--- Begin Information given ---

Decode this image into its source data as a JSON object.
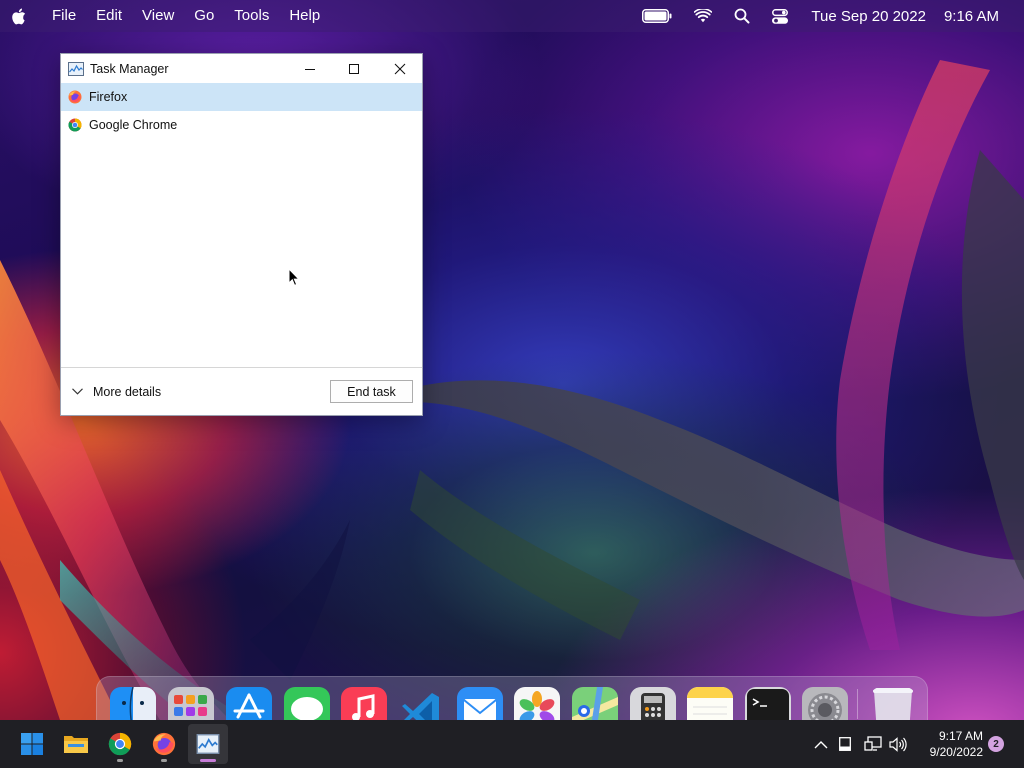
{
  "menubar": {
    "items": [
      "File",
      "Edit",
      "View",
      "Go",
      "Tools",
      "Help"
    ],
    "date": "Tue Sep 20 2022",
    "time": "9:16 AM",
    "icons": [
      "battery-icon",
      "wifi-icon",
      "search-icon",
      "control-center-icon"
    ]
  },
  "task_manager": {
    "title": "Task Manager",
    "processes": [
      {
        "name": "Firefox",
        "icon": "firefox-icon",
        "selected": true
      },
      {
        "name": "Google Chrome",
        "icon": "chrome-icon",
        "selected": false
      }
    ],
    "more_details": "More details",
    "end_task": "End task"
  },
  "dock": {
    "apps": [
      "finder",
      "launchpad",
      "app-store",
      "messages",
      "music",
      "vscode",
      "mail",
      "photos",
      "maps",
      "calculator",
      "notes",
      "terminal",
      "system-preferences",
      "trash"
    ]
  },
  "taskbar": {
    "apps": [
      "start",
      "file-explorer",
      "chrome",
      "firefox",
      "task-manager"
    ],
    "clock_time": "9:17 AM",
    "clock_date": "9/20/2022",
    "notification_count": "2"
  },
  "colors": {
    "selection": "#cce4f7",
    "taskbar_bg": "#1f1f24",
    "accent_indicator": "#c77dd8"
  }
}
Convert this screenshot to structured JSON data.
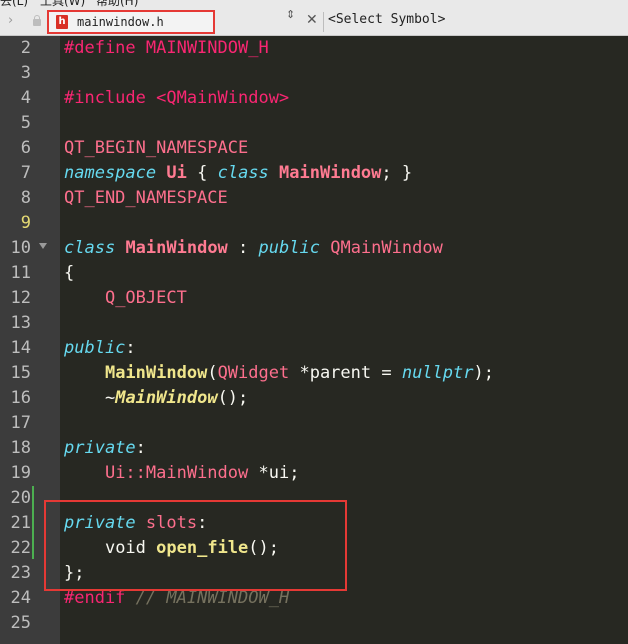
{
  "menubar": {
    "items": [
      "去(L)",
      "工具(W)",
      "帮助(H)"
    ]
  },
  "tab": {
    "file_name": "mainwindow.h",
    "file_icon_letter": "h",
    "symbol_placeholder": "<Select Symbol>",
    "updown_glyph": "⇕",
    "close_glyph": "✕",
    "nav_glyph": "›"
  },
  "gutter": {
    "current_line": 9,
    "lines": [
      "2",
      "3",
      "4",
      "5",
      "6",
      "7",
      "8",
      "9",
      "10",
      "11",
      "12",
      "13",
      "14",
      "15",
      "16",
      "17",
      "18",
      "19",
      "20",
      "21",
      "22",
      "23",
      "24",
      "25"
    ]
  },
  "colors": {
    "background": "#272822",
    "gutter": "#3c3c3c",
    "keyword": "#66d9ef",
    "type": "#ff7b92",
    "function": "#f0e68c",
    "highlight_box": "#e53935"
  },
  "code": {
    "l2": [
      "#define MAINWINDOW_H"
    ],
    "l4": [
      "#include <QMainWindow>"
    ],
    "l6": [
      "QT_BEGIN_NAMESPACE"
    ],
    "l7": [
      "namespace",
      "Ui",
      "{",
      "class",
      "MainWindow",
      "; }"
    ],
    "l8": [
      "QT_END_NAMESPACE"
    ],
    "l10": [
      "class",
      "MainWindow",
      ":",
      "public",
      "QMainWindow"
    ],
    "l11": [
      "{"
    ],
    "l12": [
      "Q_OBJECT"
    ],
    "l14": [
      "public",
      ":"
    ],
    "l15": [
      "MainWindow",
      "(",
      "QWidget",
      "*parent = ",
      "nullptr",
      ");"
    ],
    "l16": [
      "~",
      "MainWindow",
      "();"
    ],
    "l18": [
      "private",
      ":"
    ],
    "l19": [
      "Ui::MainWindow",
      "*ui;"
    ],
    "l21": [
      "private",
      "slots",
      ":"
    ],
    "l22": [
      "void",
      "open_file",
      "();"
    ],
    "l23": [
      "};"
    ],
    "l24": [
      "#endif",
      "// MAINWINDOW_H"
    ]
  }
}
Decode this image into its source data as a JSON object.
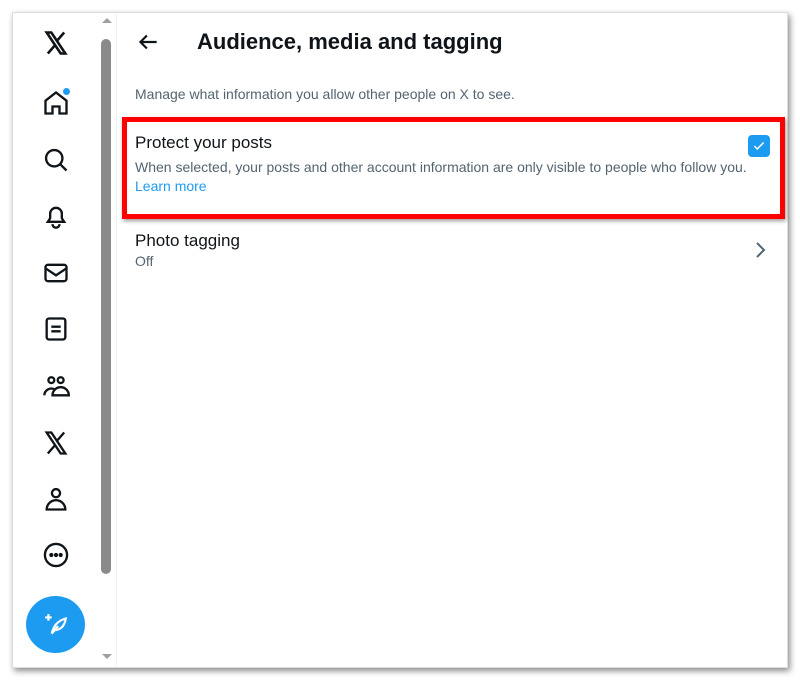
{
  "sidebar": {
    "items": [
      "X logo",
      "Home",
      "Explore",
      "Notifications",
      "Messages",
      "Lists",
      "Communities",
      "Premium",
      "Profile",
      "More"
    ],
    "post_button": "Post",
    "accent": "#1d9bf0"
  },
  "header": {
    "title": "Audience, media and tagging"
  },
  "main": {
    "description": "Manage what information you allow other people on X to see.",
    "protect": {
      "title": "Protect your posts",
      "text": "When selected, your posts and other account information are only visible to people who follow you.",
      "link": "Learn more",
      "checked": true
    },
    "photo_tagging": {
      "title": "Photo tagging",
      "value": "Off"
    }
  }
}
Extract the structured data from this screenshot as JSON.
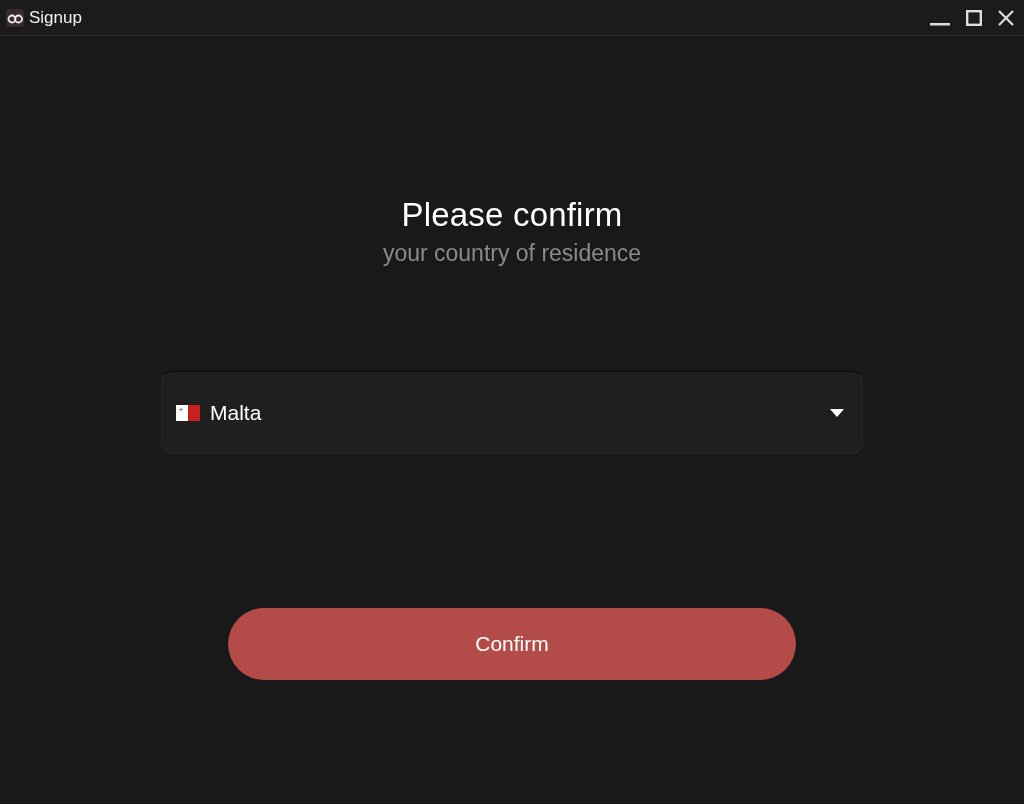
{
  "window": {
    "title": "Signup"
  },
  "heading": "Please confirm",
  "subheading": "your country of residence",
  "country_select": {
    "value": "Malta"
  },
  "confirm_button": {
    "label": "Confirm"
  }
}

--- End Information given ---

§ Task directions: Excluding the pictures, reproduce every entry exactly as given.

§ Full response:
Decode this image into its source data as a JSON object.
{
  "menubar": {
    "items": [
      "File",
      "Edit",
      "View",
      "Go",
      "Tools",
      "Help"
    ],
    "date": "Tue Sep 20 2022",
    "time": "9:16 AM",
    "icons": [
      "battery-icon",
      "wifi-icon",
      "search-icon",
      "control-center-icon"
    ]
  },
  "task_manager": {
    "title": "Task Manager",
    "processes": [
      {
        "name": "Firefox",
        "icon": "firefox-icon",
        "selected": true
      },
      {
        "name": "Google Chrome",
        "icon": "chrome-icon",
        "selected": false
      }
    ],
    "more_details": "More details",
    "end_task": "End task"
  },
  "dock": {
    "apps": [
      "finder",
      "launchpad",
      "app-store",
      "messages",
      "music",
      "vscode",
      "mail",
      "photos",
      "maps",
      "calculator",
      "notes",
      "terminal",
      "system-preferences",
      "trash"
    ]
  },
  "taskbar": {
    "apps": [
      "start",
      "file-explorer",
      "chrome",
      "firefox",
      "task-manager"
    ],
    "clock_time": "9:17 AM",
    "clock_date": "9/20/2022",
    "notification_count": "2"
  },
  "colors": {
    "selection": "#cce4f7",
    "taskbar_bg": "#1f1f24",
    "accent_indicator": "#c77dd8"
  }
}
Convert this screenshot to structured JSON data.
{
  "menubar": {
    "items": [
      "去(L)",
      "工具(W)",
      "帮助(H)"
    ]
  },
  "tab": {
    "file_name": "mainwindow.h",
    "file_icon_letter": "h",
    "symbol_placeholder": "<Select Symbol>",
    "updown_glyph": "⇕",
    "close_glyph": "✕",
    "nav_glyph": "›"
  },
  "gutter": {
    "current_line": 9,
    "lines": [
      "2",
      "3",
      "4",
      "5",
      "6",
      "7",
      "8",
      "9",
      "10",
      "11",
      "12",
      "13",
      "14",
      "15",
      "16",
      "17",
      "18",
      "19",
      "20",
      "21",
      "22",
      "23",
      "24",
      "25"
    ]
  },
  "colors": {
    "background": "#272822",
    "gutter": "#3c3c3c",
    "keyword": "#66d9ef",
    "type": "#ff7b92",
    "function": "#f0e68c",
    "highlight_box": "#e53935"
  },
  "code": {
    "l2": [
      "#define MAINWINDOW_H"
    ],
    "l4": [
      "#include <QMainWindow>"
    ],
    "l6": [
      "QT_BEGIN_NAMESPACE"
    ],
    "l7": [
      "namespace",
      "Ui",
      "{",
      "class",
      "MainWindow",
      "; }"
    ],
    "l8": [
      "QT_END_NAMESPACE"
    ],
    "l10": [
      "class",
      "MainWindow",
      ":",
      "public",
      "QMainWindow"
    ],
    "l11": [
      "{"
    ],
    "l12": [
      "Q_OBJECT"
    ],
    "l14": [
      "public",
      ":"
    ],
    "l15": [
      "MainWindow",
      "(",
      "QWidget",
      "*parent = ",
      "nullptr",
      ");"
    ],
    "l16": [
      "~",
      "MainWindow",
      "();"
    ],
    "l18": [
      "private",
      ":"
    ],
    "l19": [
      "Ui::MainWindow",
      "*ui;"
    ],
    "l21": [
      "private",
      "slots",
      ":"
    ],
    "l22": [
      "void",
      "open_file",
      "();"
    ],
    "l23": [
      "};"
    ],
    "l24": [
      "#endif",
      "// MAINWINDOW_H"
    ]
  }
}
Decode this image into its source data as a JSON object.
{
  "sidebar": {
    "items": [
      "X logo",
      "Home",
      "Explore",
      "Notifications",
      "Messages",
      "Lists",
      "Communities",
      "Premium",
      "Profile",
      "More"
    ],
    "post_button": "Post",
    "accent": "#1d9bf0"
  },
  "header": {
    "title": "Audience, media and tagging"
  },
  "main": {
    "description": "Manage what information you allow other people on X to see.",
    "protect": {
      "title": "Protect your posts",
      "text": "When selected, your posts and other account information are only visible to people who follow you.",
      "link": "Learn more",
      "checked": true
    },
    "photo_tagging": {
      "title": "Photo tagging",
      "value": "Off"
    }
  }
}
Extract the structured data from this screenshot as JSON.
{
  "window": {
    "title": "Signup"
  },
  "heading": "Please confirm",
  "subheading": "your country of residence",
  "country_select": {
    "value": "Malta"
  },
  "confirm_button": {
    "label": "Confirm"
  }
}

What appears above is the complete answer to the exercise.